━━━ INPUT RECORDS ━━━

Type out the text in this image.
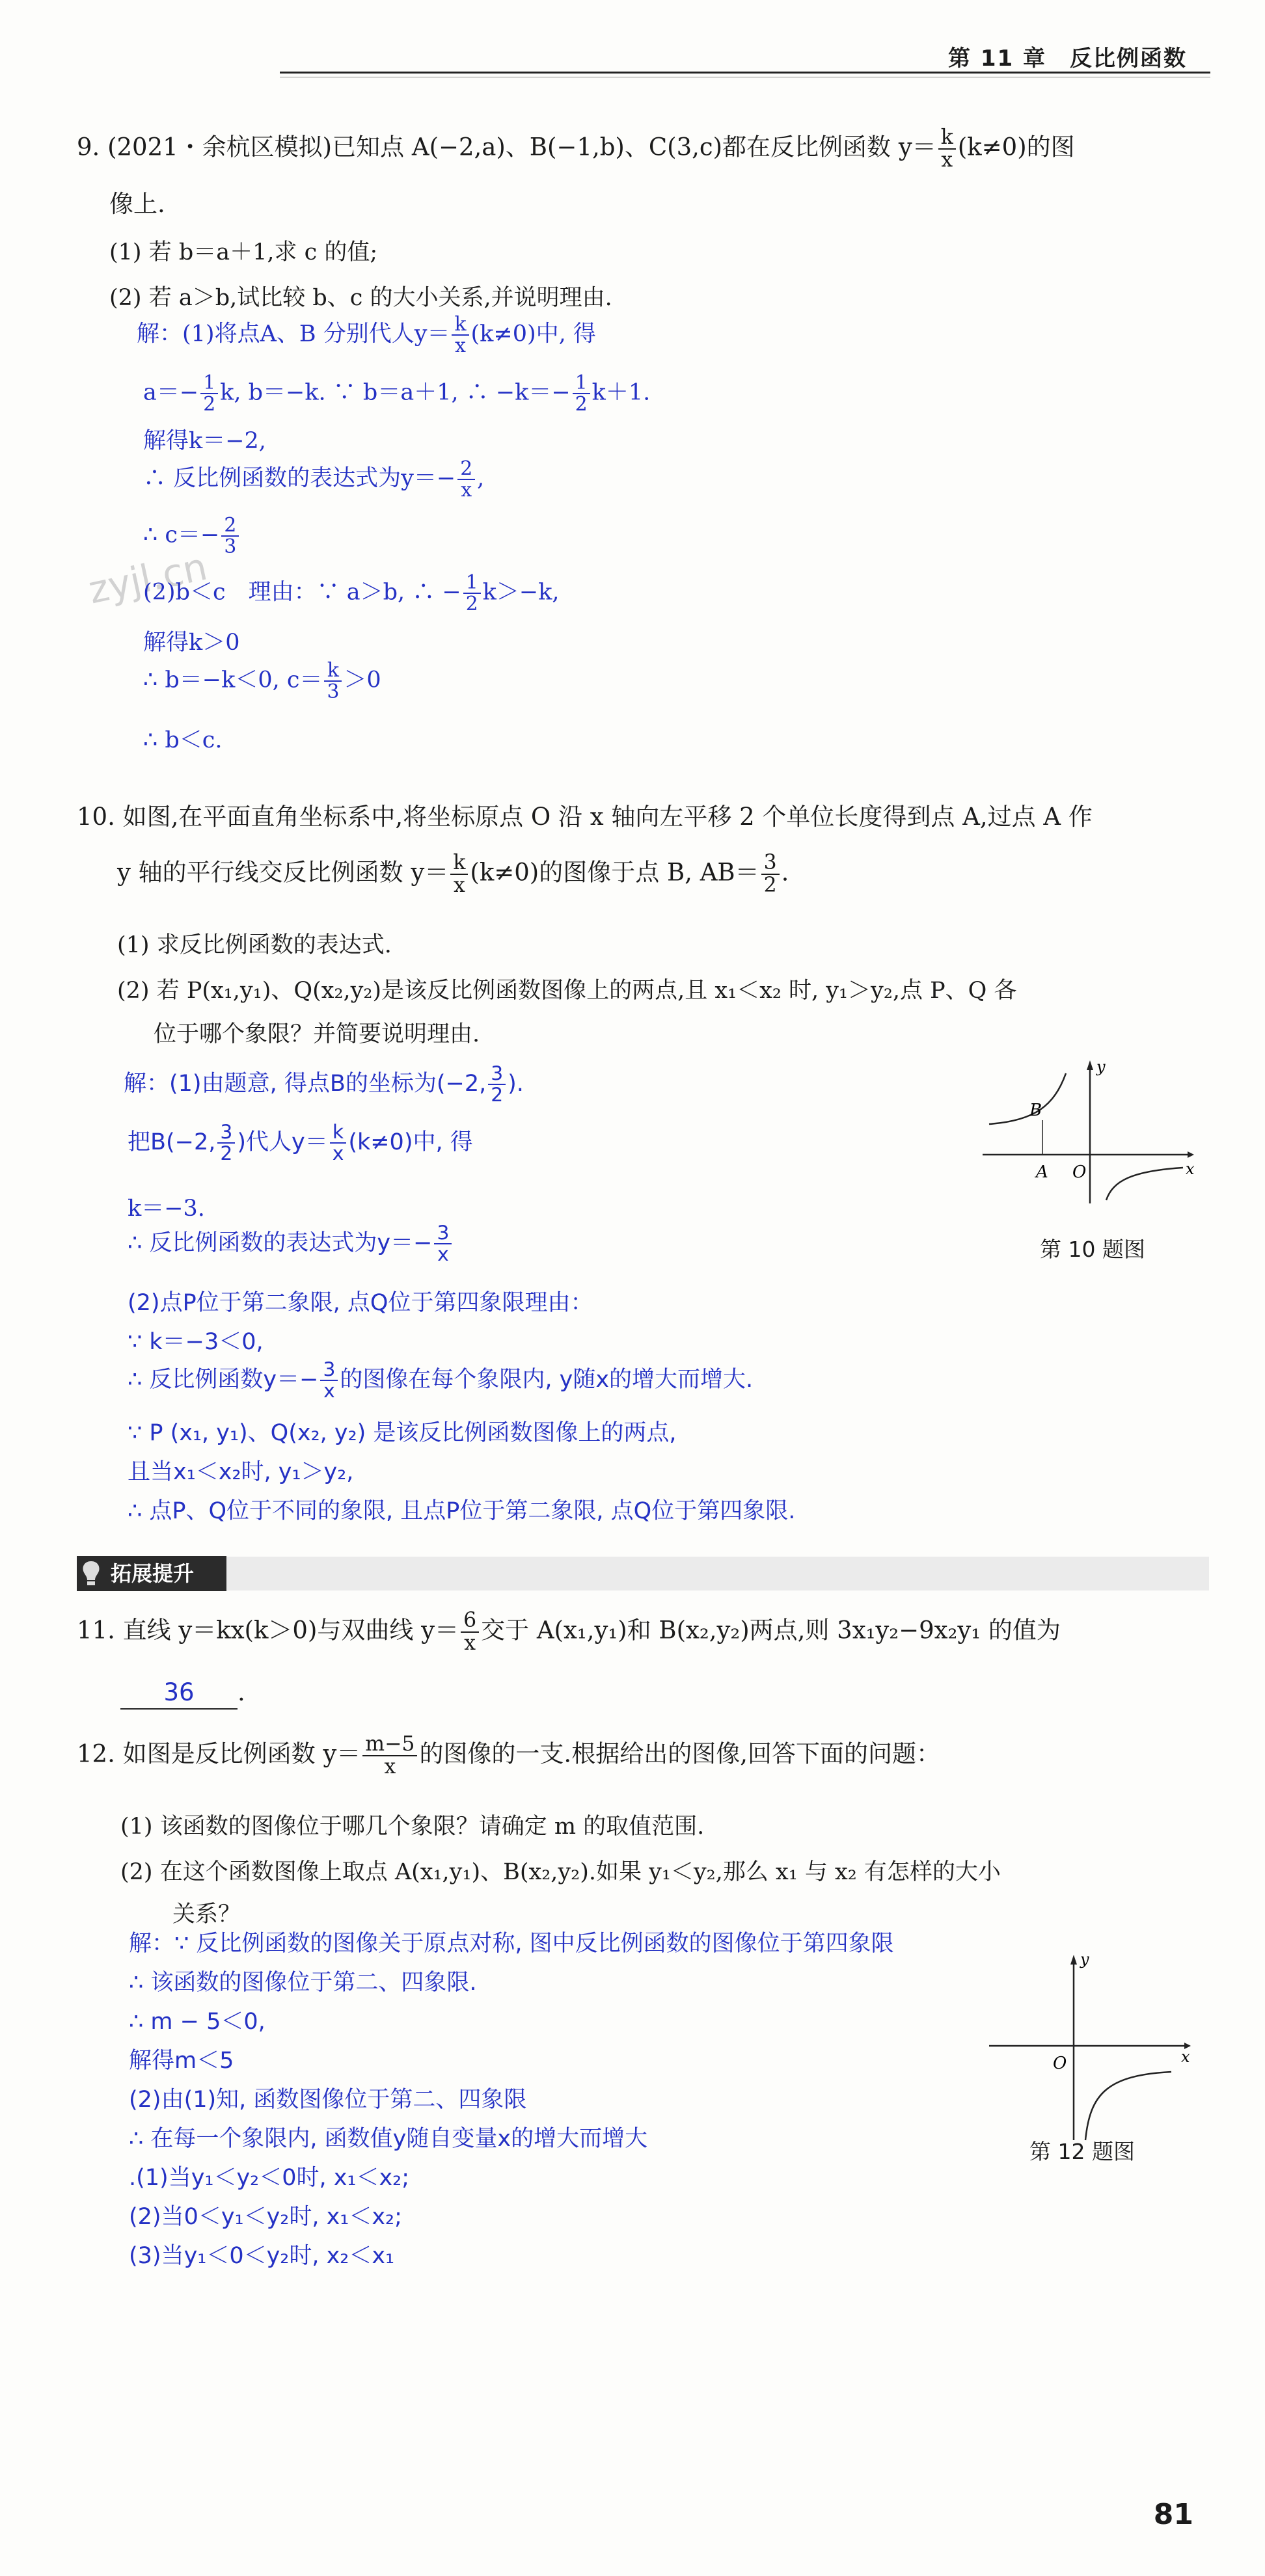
第 11 章　反比例函数
zyjl.cn
9. (2021・余杭区模拟)已知点 A(−2,a)、B(−1,b)、C(3,c)都在反比例函数 $y= \frac{k}{x} (k\ne 0)$的图
像上.
(1) 若 b＝a＋1,求 c 的值;
(2) 若 a＞b,试比较 b、c 的大小关系,并说明理由.
解：(1)将点A、B 分别代人$y= \frac{k}{x} (k\ne 0)$中, 得
$a=- \frac{1}{2} k$, b＝−k. ∵ b＝a＋1, ∴ $-k=- \frac{1}{2} k+1$.
解得k＝−2,
∴ 反比例函数的表达式为$y=- \frac{2}{x}$ ,
∴ $c=- \frac{2}{3}$
(2)b＜c　理由：∵ a＞b, ∴ − $\frac{1}{2} k>-k$,
解得k＞0
∴ b＝−k＜0, $c= \frac{k}{3} >0$
∴ b＜c.
10. 如图,在平面直角坐标系中,将坐标原点 O 沿 x 轴向左平移 2 个单位长度得到点 A,过点 A 作
y 轴的平行线交反比例函数 $y= \frac{k}{x} (k\ne 0)$的图像于点 B, $AB= \frac{3}{2}$ .
(1) 求反比例函数的表达式.
(2) 若 P(x₁,y₁)、Q(x₂,y₂)是该反比例函数图像上的两点,且 x₁＜x₂ 时, y₁＞y₂,点 P、Q 各
位于哪个象限？并简要说明理由.
解：(1)由题意, 得点B的坐标为(−2, $\frac{3}{2}$ ).
把B(−2, $\frac{3}{2}$ )代人$y= \frac{k}{x} (k\ne 0)$中, 得
k＝−3.
∴ 反比例函数的表达式为$y=- \frac{3}{x}$
(2)点P位于第二象限, 点Q位于第四象限理由：
∵ k＝−3＜0,
∴ 反比例函数$y=- \frac{3}{x}$ 的图像在每个象限内, y随x的增大而增大.
∵ P (x₁, y₁)、Q(x₂, y₂) 是该反比例函数图像上的两点,
且当x₁＜x₂时, y₁＞y₂,
∴ 点P、Q位于不同的象限, 且点P位于第二象限, 点Q位于第四象限.
B
A O	x
y
第 10 题图
拓展提升
11. 直线 y＝kx(k＞0)与双曲线 $y= \frac{6}{x}$ 交于 A(x₁,y₁)和 B(x₂,y₂)两点,则 3x₁y₂−9x₂y₁ 的值为
36 .
12. 如图是反比例函数 $y= \frac{m-5}{x}$ 的图像的一支.根据给出的图像,回答下面的问题：
(1) 该函数的图像位于哪几个象限？请确定 m 的取值范围.
(2) 在这个函数图像上取点 A(x₁,y₁)、B(x₂,y₂).如果 y₁＜y₂,那么 x₁ 与 x₂ 有怎样的大小
关系？
解：∵ 反比例函数的图像关于原点对称, 图中反比例函数的图像位于第四象限
∴ 该函数的图像位于第二、四象限.
∴ m − 5＜0,
解得m＜5
(2)由(1)知, 函数图像位于第二、四象限
∴ 在每一个象限内, 函数值y随自变量x的增大而增大
.(1)当y₁＜y₂＜0时, x₁＜x₂;
(2)当0＜y₁＜y₂时, x₁＜x₂;
(3)当y₁＜0＜y₂时, x₂＜x₁
O	x
y
第 12 题图
81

━━━

▸ TASK
The records above need to be given again exactly. Omit the pictures.

▸ TASK OUTPUT
Type out the text in this image.
第 11 章　反比例函数
zyjl.cn
9. (2021・余杭区模拟)已知点 A(−2,a)、B(−1,b)、C(3,c)都在反比例函数 $y= \frac{k}{x} (k\ne 0)$的图
像上.
(1) 若 b＝a＋1,求 c 的值;
(2) 若 a＞b,试比较 b、c 的大小关系,并说明理由.
解：(1)将点A、B 分别代人$y= \frac{k}{x} (k\ne 0)$中, 得
$a=- \frac{1}{2} k$, b＝−k. ∵ b＝a＋1, ∴ $-k=- \frac{1}{2} k+1$.
解得k＝−2,
∴ 反比例函数的表达式为$y=- \frac{2}{x}$ ,
∴ $c=- \frac{2}{3}$
(2)b＜c　理由：∵ a＞b, ∴ − $\frac{1}{2} k>-k$,
解得k＞0
∴ b＝−k＜0, $c= \frac{k}{3} >0$
∴ b＜c.
10. 如图,在平面直角坐标系中,将坐标原点 O 沿 x 轴向左平移 2 个单位长度得到点 A,过点 A 作
y 轴的平行线交反比例函数 $y= \frac{k}{x} (k\ne 0)$的图像于点 B, $AB= \frac{3}{2}$ .
(1) 求反比例函数的表达式.
(2) 若 P(x₁,y₁)、Q(x₂,y₂)是该反比例函数图像上的两点,且 x₁＜x₂ 时, y₁＞y₂,点 P、Q 各
位于哪个象限？并简要说明理由.
解：(1)由题意, 得点B的坐标为(−2, $\frac{3}{2}$ ).
把B(−2, $\frac{3}{2}$ )代人$y= \frac{k}{x} (k\ne 0)$中, 得
k＝−3.
∴ 反比例函数的表达式为$y=- \frac{3}{x}$
(2)点P位于第二象限, 点Q位于第四象限理由：
∵ k＝−3＜0,
∴ 反比例函数$y=- \frac{3}{x}$ 的图像在每个象限内, y随x的增大而增大.
∵ P (x₁, y₁)、Q(x₂, y₂) 是该反比例函数图像上的两点,
且当x₁＜x₂时, y₁＞y₂,
∴ 点P、Q位于不同的象限, 且点P位于第二象限, 点Q位于第四象限.
B
A O	x
y
第 10 题图
拓展提升
11. 直线 y＝kx(k＞0)与双曲线 $y= \frac{6}{x}$ 交于 A(x₁,y₁)和 B(x₂,y₂)两点,则 3x₁y₂−9x₂y₁ 的值为
36 .
12. 如图是反比例函数 $y= \frac{m-5}{x}$ 的图像的一支.根据给出的图像,回答下面的问题：
(1) 该函数的图像位于哪几个象限？请确定 m 的取值范围.
(2) 在这个函数图像上取点 A(x₁,y₁)、B(x₂,y₂).如果 y₁＜y₂,那么 x₁ 与 x₂ 有怎样的大小
关系？
解：∵ 反比例函数的图像关于原点对称, 图中反比例函数的图像位于第四象限
∴ 该函数的图像位于第二、四象限.
∴ m − 5＜0,
解得m＜5
(2)由(1)知, 函数图像位于第二、四象限
∴ 在每一个象限内, 函数值y随自变量x的增大而增大
.(1)当y₁＜y₂＜0时, x₁＜x₂;
(2)当0＜y₁＜y₂时, x₁＜x₂;
(3)当y₁＜0＜y₂时, x₂＜x₁
O	x
y
第 12 题图
81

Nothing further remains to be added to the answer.